- [Challenge] Go through the entries and transcribe each one exactly, dropping the pictures.

- [Data for the task]

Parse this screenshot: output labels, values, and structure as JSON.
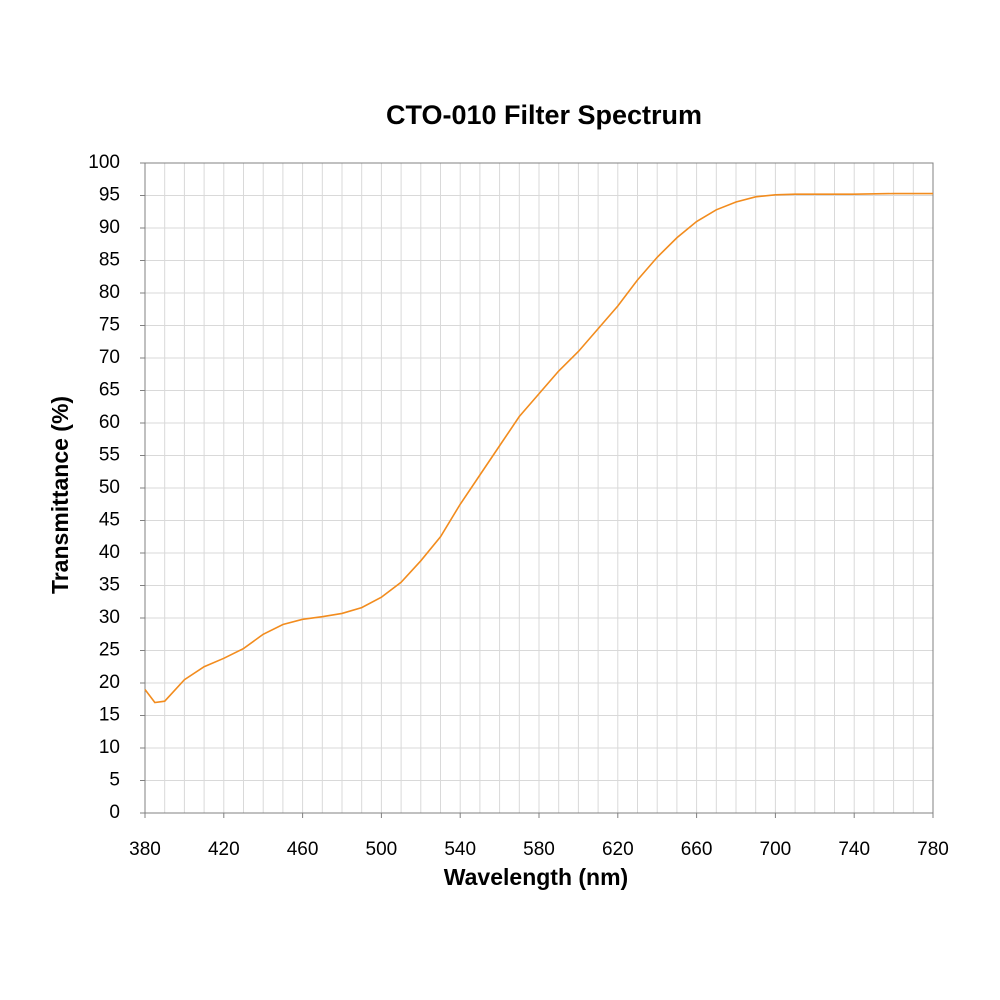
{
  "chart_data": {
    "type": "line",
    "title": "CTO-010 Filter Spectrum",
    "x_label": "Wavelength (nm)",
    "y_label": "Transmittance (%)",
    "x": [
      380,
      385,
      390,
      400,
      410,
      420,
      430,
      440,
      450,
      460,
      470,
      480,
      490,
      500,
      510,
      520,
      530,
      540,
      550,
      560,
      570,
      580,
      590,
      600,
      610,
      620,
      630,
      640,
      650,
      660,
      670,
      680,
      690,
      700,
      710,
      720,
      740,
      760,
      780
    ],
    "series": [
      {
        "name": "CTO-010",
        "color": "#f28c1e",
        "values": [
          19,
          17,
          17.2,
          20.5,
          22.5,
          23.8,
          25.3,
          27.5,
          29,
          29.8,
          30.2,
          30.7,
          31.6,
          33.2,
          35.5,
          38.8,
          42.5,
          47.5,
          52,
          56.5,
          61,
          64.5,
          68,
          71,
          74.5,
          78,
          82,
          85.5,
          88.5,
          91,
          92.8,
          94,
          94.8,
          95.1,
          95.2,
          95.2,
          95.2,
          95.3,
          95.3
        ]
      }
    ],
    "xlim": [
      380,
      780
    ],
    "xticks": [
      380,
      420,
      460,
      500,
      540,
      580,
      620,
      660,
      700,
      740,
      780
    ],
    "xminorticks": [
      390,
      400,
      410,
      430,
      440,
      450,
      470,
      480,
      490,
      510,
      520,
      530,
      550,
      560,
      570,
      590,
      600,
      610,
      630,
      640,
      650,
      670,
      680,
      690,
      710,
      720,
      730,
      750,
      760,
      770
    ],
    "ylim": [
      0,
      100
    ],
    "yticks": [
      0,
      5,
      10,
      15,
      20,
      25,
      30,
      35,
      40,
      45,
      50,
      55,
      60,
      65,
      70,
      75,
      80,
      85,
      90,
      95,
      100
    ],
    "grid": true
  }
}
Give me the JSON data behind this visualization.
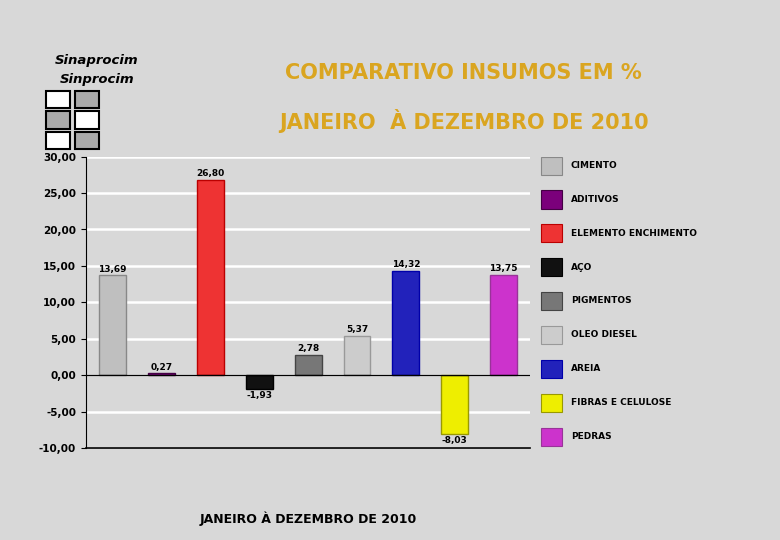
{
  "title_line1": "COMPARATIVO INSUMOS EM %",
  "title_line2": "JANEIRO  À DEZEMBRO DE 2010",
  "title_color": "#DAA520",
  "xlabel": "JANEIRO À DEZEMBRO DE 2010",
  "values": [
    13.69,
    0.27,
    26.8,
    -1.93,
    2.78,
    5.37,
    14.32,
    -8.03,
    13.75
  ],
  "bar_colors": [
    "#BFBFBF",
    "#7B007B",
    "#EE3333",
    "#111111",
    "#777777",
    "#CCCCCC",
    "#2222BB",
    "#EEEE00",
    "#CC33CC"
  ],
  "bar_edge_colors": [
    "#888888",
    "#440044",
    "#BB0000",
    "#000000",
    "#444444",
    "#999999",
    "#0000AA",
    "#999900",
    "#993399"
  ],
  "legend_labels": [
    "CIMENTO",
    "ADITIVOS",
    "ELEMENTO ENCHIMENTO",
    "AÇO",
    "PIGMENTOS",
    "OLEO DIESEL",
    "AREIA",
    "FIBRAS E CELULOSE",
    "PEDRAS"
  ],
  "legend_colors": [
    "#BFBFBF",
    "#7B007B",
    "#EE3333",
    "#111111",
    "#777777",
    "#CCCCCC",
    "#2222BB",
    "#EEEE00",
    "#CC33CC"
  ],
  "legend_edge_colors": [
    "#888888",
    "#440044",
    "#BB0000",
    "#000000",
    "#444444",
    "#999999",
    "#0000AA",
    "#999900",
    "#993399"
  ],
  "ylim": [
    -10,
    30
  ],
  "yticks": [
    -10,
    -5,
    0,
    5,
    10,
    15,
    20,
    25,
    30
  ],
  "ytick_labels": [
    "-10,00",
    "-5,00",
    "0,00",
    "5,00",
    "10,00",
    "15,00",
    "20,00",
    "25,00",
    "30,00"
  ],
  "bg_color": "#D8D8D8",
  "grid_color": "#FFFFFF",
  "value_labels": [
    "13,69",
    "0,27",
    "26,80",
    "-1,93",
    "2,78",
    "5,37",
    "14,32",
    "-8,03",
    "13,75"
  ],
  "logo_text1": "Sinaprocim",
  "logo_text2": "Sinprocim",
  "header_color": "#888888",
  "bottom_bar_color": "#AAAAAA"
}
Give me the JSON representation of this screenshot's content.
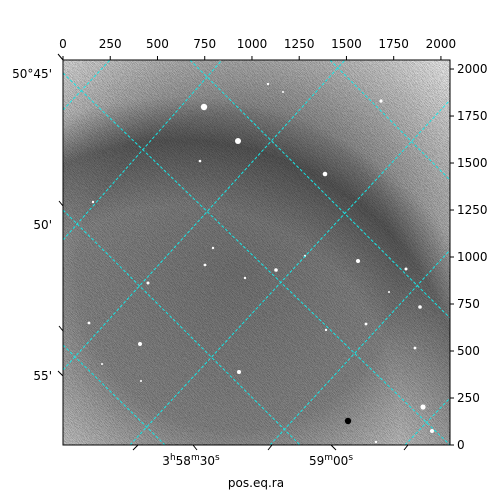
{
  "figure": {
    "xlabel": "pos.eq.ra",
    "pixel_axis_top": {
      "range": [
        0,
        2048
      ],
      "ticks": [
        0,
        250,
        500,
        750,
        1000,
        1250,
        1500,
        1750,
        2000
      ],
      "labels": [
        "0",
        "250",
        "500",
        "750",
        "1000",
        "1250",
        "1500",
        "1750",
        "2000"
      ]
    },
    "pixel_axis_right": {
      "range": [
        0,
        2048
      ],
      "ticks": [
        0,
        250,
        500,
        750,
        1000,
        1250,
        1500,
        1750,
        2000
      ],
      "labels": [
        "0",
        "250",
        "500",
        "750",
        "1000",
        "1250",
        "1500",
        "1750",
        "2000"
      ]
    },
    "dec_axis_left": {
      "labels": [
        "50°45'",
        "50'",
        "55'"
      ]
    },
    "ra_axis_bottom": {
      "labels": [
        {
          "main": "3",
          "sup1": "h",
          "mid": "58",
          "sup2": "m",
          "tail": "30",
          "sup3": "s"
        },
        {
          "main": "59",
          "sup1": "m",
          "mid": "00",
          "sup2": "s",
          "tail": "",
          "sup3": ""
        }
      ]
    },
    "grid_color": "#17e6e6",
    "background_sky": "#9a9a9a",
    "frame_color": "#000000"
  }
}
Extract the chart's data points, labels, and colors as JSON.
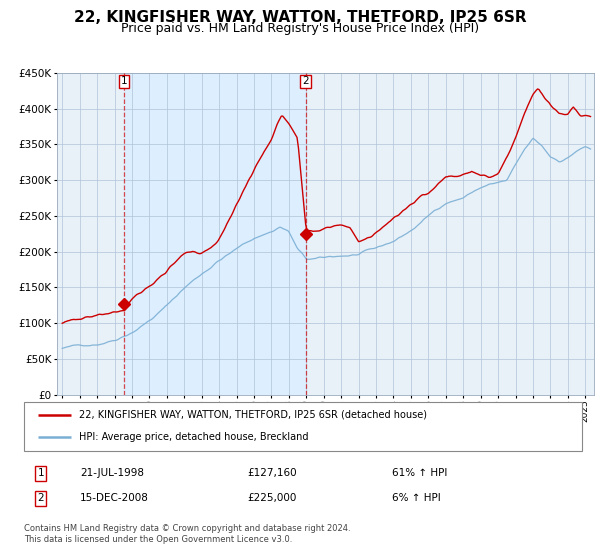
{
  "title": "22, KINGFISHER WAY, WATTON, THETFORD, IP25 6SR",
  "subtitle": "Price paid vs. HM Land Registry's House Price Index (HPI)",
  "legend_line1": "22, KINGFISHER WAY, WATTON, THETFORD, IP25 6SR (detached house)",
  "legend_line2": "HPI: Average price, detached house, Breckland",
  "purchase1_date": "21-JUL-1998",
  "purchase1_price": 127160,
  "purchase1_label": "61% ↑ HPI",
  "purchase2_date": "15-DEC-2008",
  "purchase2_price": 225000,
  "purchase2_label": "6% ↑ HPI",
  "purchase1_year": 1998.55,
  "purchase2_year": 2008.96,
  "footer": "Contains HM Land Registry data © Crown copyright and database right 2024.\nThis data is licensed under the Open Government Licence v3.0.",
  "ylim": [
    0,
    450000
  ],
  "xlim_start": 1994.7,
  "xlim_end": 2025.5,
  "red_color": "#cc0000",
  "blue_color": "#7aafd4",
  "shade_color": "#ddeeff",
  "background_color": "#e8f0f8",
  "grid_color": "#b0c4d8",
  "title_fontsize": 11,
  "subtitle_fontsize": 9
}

- [Solution for this exercise]
Parse this screenshot: output labels, values, and structure as JSON.
{
  "chart_data": {
    "type": "line",
    "title": "CTO-010 Filter Spectrum",
    "x_label": "Wavelength (nm)",
    "y_label": "Transmittance (%)",
    "x": [
      380,
      385,
      390,
      400,
      410,
      420,
      430,
      440,
      450,
      460,
      470,
      480,
      490,
      500,
      510,
      520,
      530,
      540,
      550,
      560,
      570,
      580,
      590,
      600,
      610,
      620,
      630,
      640,
      650,
      660,
      670,
      680,
      690,
      700,
      710,
      720,
      740,
      760,
      780
    ],
    "series": [
      {
        "name": "CTO-010",
        "color": "#f28c1e",
        "values": [
          19,
          17,
          17.2,
          20.5,
          22.5,
          23.8,
          25.3,
          27.5,
          29,
          29.8,
          30.2,
          30.7,
          31.6,
          33.2,
          35.5,
          38.8,
          42.5,
          47.5,
          52,
          56.5,
          61,
          64.5,
          68,
          71,
          74.5,
          78,
          82,
          85.5,
          88.5,
          91,
          92.8,
          94,
          94.8,
          95.1,
          95.2,
          95.2,
          95.2,
          95.3,
          95.3
        ]
      }
    ],
    "xlim": [
      380,
      780
    ],
    "xticks": [
      380,
      420,
      460,
      500,
      540,
      580,
      620,
      660,
      700,
      740,
      780
    ],
    "xminorticks": [
      390,
      400,
      410,
      430,
      440,
      450,
      470,
      480,
      490,
      510,
      520,
      530,
      550,
      560,
      570,
      590,
      600,
      610,
      630,
      640,
      650,
      670,
      680,
      690,
      710,
      720,
      730,
      750,
      760,
      770
    ],
    "ylim": [
      0,
      100
    ],
    "yticks": [
      0,
      5,
      10,
      15,
      20,
      25,
      30,
      35,
      40,
      45,
      50,
      55,
      60,
      65,
      70,
      75,
      80,
      85,
      90,
      95,
      100
    ],
    "grid": true
  }
}
Give me the JSON data behind this visualization.
{
  "title_line1": "COMPARATIVO INSUMOS EM %",
  "title_line2": "JANEIRO  À DEZEMBRO DE 2010",
  "title_color": "#DAA520",
  "xlabel": "JANEIRO À DEZEMBRO DE 2010",
  "values": [
    13.69,
    0.27,
    26.8,
    -1.93,
    2.78,
    5.37,
    14.32,
    -8.03,
    13.75
  ],
  "bar_colors": [
    "#BFBFBF",
    "#7B007B",
    "#EE3333",
    "#111111",
    "#777777",
    "#CCCCCC",
    "#2222BB",
    "#EEEE00",
    "#CC33CC"
  ],
  "bar_edge_colors": [
    "#888888",
    "#440044",
    "#BB0000",
    "#000000",
    "#444444",
    "#999999",
    "#0000AA",
    "#999900",
    "#993399"
  ],
  "legend_labels": [
    "CIMENTO",
    "ADITIVOS",
    "ELEMENTO ENCHIMENTO",
    "AÇO",
    "PIGMENTOS",
    "OLEO DIESEL",
    "AREIA",
    "FIBRAS E CELULOSE",
    "PEDRAS"
  ],
  "legend_colors": [
    "#BFBFBF",
    "#7B007B",
    "#EE3333",
    "#111111",
    "#777777",
    "#CCCCCC",
    "#2222BB",
    "#EEEE00",
    "#CC33CC"
  ],
  "legend_edge_colors": [
    "#888888",
    "#440044",
    "#BB0000",
    "#000000",
    "#444444",
    "#999999",
    "#0000AA",
    "#999900",
    "#993399"
  ],
  "ylim": [
    -10,
    30
  ],
  "yticks": [
    -10,
    -5,
    0,
    5,
    10,
    15,
    20,
    25,
    30
  ],
  "ytick_labels": [
    "-10,00",
    "-5,00",
    "0,00",
    "5,00",
    "10,00",
    "15,00",
    "20,00",
    "25,00",
    "30,00"
  ],
  "bg_color": "#D8D8D8",
  "grid_color": "#FFFFFF",
  "value_labels": [
    "13,69",
    "0,27",
    "26,80",
    "-1,93",
    "2,78",
    "5,37",
    "14,32",
    "-8,03",
    "13,75"
  ],
  "logo_text1": "Sinaprocim",
  "logo_text2": "Sinprocim",
  "header_color": "#888888",
  "bottom_bar_color": "#AAAAAA"
}
Give me the JSON representation of this screenshot's content.
{
  "figure": {
    "xlabel": "pos.eq.ra",
    "pixel_axis_top": {
      "range": [
        0,
        2048
      ],
      "ticks": [
        0,
        250,
        500,
        750,
        1000,
        1250,
        1500,
        1750,
        2000
      ],
      "labels": [
        "0",
        "250",
        "500",
        "750",
        "1000",
        "1250",
        "1500",
        "1750",
        "2000"
      ]
    },
    "pixel_axis_right": {
      "range": [
        0,
        2048
      ],
      "ticks": [
        0,
        250,
        500,
        750,
        1000,
        1250,
        1500,
        1750,
        2000
      ],
      "labels": [
        "0",
        "250",
        "500",
        "750",
        "1000",
        "1250",
        "1500",
        "1750",
        "2000"
      ]
    },
    "dec_axis_left": {
      "labels": [
        "50°45'",
        "50'",
        "55'"
      ]
    },
    "ra_axis_bottom": {
      "labels": [
        {
          "main": "3",
          "sup1": "h",
          "mid": "58",
          "sup2": "m",
          "tail": "30",
          "sup3": "s"
        },
        {
          "main": "59",
          "sup1": "m",
          "mid": "00",
          "sup2": "s",
          "tail": "",
          "sup3": ""
        }
      ]
    },
    "grid_color": "#17e6e6",
    "background_sky": "#9a9a9a",
    "frame_color": "#000000"
  }
}
Extract the chart's data points, labels, and colors as JSON.
{
  "title": "22, KINGFISHER WAY, WATTON, THETFORD, IP25 6SR",
  "subtitle": "Price paid vs. HM Land Registry's House Price Index (HPI)",
  "legend_line1": "22, KINGFISHER WAY, WATTON, THETFORD, IP25 6SR (detached house)",
  "legend_line2": "HPI: Average price, detached house, Breckland",
  "purchase1_date": "21-JUL-1998",
  "purchase1_price": 127160,
  "purchase1_label": "61% ↑ HPI",
  "purchase2_date": "15-DEC-2008",
  "purchase2_price": 225000,
  "purchase2_label": "6% ↑ HPI",
  "purchase1_year": 1998.55,
  "purchase2_year": 2008.96,
  "footer": "Contains HM Land Registry data © Crown copyright and database right 2024.\nThis data is licensed under the Open Government Licence v3.0.",
  "ylim": [
    0,
    450000
  ],
  "xlim_start": 1994.7,
  "xlim_end": 2025.5,
  "red_color": "#cc0000",
  "blue_color": "#7aafd4",
  "shade_color": "#ddeeff",
  "background_color": "#e8f0f8",
  "grid_color": "#b0c4d8",
  "title_fontsize": 11,
  "subtitle_fontsize": 9
}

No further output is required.